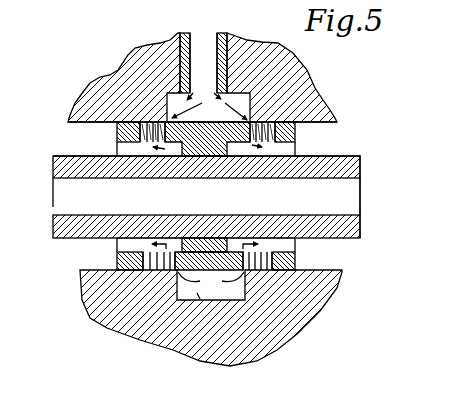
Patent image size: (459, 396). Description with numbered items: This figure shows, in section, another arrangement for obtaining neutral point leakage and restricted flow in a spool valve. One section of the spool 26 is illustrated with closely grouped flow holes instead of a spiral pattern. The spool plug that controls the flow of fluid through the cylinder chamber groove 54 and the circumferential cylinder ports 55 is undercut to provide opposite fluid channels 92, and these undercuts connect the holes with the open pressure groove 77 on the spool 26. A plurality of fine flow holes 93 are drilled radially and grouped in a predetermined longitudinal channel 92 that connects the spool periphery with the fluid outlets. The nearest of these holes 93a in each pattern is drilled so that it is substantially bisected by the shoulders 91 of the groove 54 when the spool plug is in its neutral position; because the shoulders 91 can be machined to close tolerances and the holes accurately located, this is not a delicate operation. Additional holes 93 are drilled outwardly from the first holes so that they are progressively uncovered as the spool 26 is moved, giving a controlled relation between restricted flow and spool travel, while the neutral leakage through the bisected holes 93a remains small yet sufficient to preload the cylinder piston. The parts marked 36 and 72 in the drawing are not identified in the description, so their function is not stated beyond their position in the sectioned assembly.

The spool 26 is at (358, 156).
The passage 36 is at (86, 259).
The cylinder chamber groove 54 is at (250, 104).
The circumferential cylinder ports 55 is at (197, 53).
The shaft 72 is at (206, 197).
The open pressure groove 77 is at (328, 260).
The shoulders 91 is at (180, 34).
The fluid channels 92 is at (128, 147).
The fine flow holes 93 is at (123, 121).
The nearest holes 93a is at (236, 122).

• • • • • • •

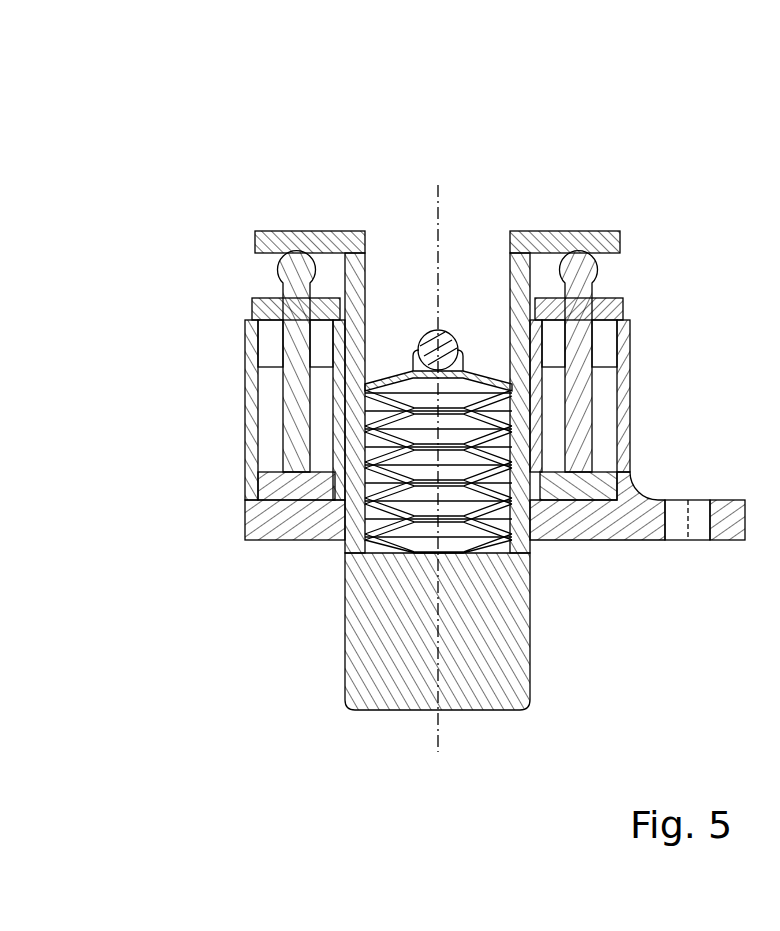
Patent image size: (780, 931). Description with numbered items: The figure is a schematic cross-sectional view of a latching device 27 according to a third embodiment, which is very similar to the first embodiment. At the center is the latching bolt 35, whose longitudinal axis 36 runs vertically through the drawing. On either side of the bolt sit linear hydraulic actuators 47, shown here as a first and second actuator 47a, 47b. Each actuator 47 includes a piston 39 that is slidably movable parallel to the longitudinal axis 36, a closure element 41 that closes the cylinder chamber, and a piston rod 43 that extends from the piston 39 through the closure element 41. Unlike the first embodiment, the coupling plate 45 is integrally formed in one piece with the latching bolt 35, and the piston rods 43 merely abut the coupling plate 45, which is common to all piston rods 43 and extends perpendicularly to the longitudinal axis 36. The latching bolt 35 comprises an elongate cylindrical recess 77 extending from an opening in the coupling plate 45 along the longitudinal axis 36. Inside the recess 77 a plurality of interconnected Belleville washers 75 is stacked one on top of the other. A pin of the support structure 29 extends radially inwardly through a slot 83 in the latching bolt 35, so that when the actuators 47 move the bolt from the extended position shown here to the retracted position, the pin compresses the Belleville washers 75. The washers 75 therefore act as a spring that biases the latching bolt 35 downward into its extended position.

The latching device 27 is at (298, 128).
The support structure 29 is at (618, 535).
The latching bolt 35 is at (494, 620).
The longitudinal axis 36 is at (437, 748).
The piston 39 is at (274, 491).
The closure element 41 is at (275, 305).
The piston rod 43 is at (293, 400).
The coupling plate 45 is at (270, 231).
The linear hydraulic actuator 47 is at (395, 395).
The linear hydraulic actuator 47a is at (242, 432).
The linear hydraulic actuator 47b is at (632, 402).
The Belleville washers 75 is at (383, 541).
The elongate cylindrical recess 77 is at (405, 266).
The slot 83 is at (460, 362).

• • • • • • •

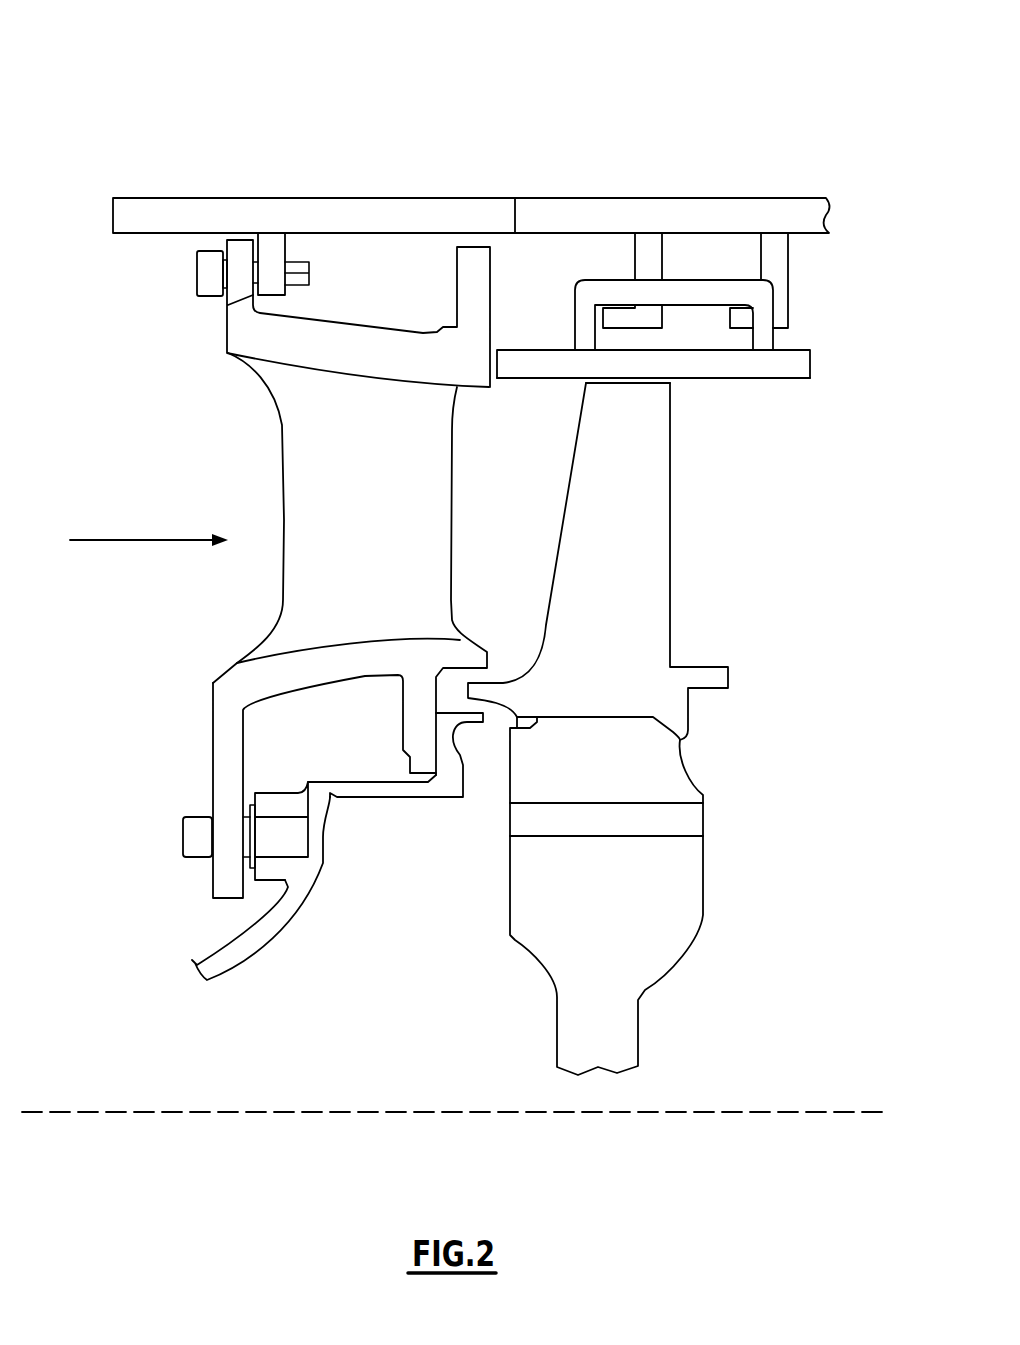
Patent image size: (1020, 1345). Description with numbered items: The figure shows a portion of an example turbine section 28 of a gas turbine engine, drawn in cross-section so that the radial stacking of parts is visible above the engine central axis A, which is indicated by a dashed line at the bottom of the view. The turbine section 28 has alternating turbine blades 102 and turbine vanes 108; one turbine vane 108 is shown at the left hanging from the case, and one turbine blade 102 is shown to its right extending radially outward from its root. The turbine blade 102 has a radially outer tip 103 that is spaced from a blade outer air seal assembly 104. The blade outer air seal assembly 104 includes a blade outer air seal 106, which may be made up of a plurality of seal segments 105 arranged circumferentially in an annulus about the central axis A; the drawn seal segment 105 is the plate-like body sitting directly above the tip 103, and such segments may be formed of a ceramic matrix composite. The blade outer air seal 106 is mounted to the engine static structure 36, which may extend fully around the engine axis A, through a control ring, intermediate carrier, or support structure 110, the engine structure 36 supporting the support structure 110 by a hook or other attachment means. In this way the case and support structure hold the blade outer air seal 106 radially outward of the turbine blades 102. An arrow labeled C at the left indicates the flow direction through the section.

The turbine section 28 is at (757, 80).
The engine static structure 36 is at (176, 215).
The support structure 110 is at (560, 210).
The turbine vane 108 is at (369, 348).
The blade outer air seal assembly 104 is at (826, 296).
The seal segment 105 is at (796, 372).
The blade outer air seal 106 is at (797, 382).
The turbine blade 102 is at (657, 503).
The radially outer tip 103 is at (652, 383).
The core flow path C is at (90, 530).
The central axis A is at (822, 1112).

• • • • • • •

→ **TO BE DONE**: Put the material from the line containing "Patent image size: (780, 931)." through the line containing "The elongate cylindrical", inclusive, into a Markdown table with the columns Row and Line, numbering each row and leaving out blank lines.

→ **FULL OUTPUT**:
| Row | Line |
|---|---|
| 1 | Patent image size: (780, 931). Description with numbered items: The figure is a schematic cross-sectional view of a latching device 27 according to a third embodiment, which is very similar to the first embodiment. At the center is the latching bolt 35, whose longitudinal axis 36 runs vertically through the drawing. On either side of the bolt sit linear hydraulic actuators 47, shown here as a first and second actuator 47a, 47b. Each actuator 47 includes a piston 39 that is slidably movable parallel to the longitudinal axis 36, a closure element 41 that closes the cylinder chamber, and a piston rod 43 that extends from the piston 39 through the closure element 41. Unlike the first embodiment, the coupling plate 45 is integrally formed in one piece with the latching bolt 35, and the piston rods 43 merely abut the coupling plate 45, which is common to all piston rods 43 and extends perpendicularly to the longitudinal axis 36. The latching bolt 35 comprises an elongate cylindrical recess 77 extending from an opening in the coupling plate 45 along the longitudinal axis 36. Inside the recess 77 a plurality of interconnected Belleville washers 75 is stacked one on top of the other. A pin of the support structure 29 extends radially inwardly through a slot 83 in the latching bolt 35, so that when the actuators 47 move the bolt from the extended position shown here to the retracted position, the pin compresses the Belleville washers 75. The washers 75 therefore act as a spring that biases the latching bolt 35 downward into its extended position. |
| 2 | The latching device 27 is at (298, 128). |
| 3 | The support structure 29 is at (618, 535). |
| 4 | The latching bolt 35 is at (494, 620). |
| 5 | The longitudinal axis 36 is at (437, 748). |
| 6 | The piston 39 is at (274, 491). |
| 7 | The closure element 41 is at (275, 305). |
| 8 | The piston rod 43 is at (293, 400). |
| 9 | The coupling plate 45 is at (270, 231). |
| 10 | The linear hydraulic actuator 47 is at (395, 395). |
| 11 | The linear hydraulic actuator 47a is at (242, 432). |
| 12 | The linear hydraulic actuator 47b is at (632, 402). |
| 13 | The Belleville washers 75 is at (383, 541). |
| 14 | The elongate cylindrical recess 77 is at (405, 266). |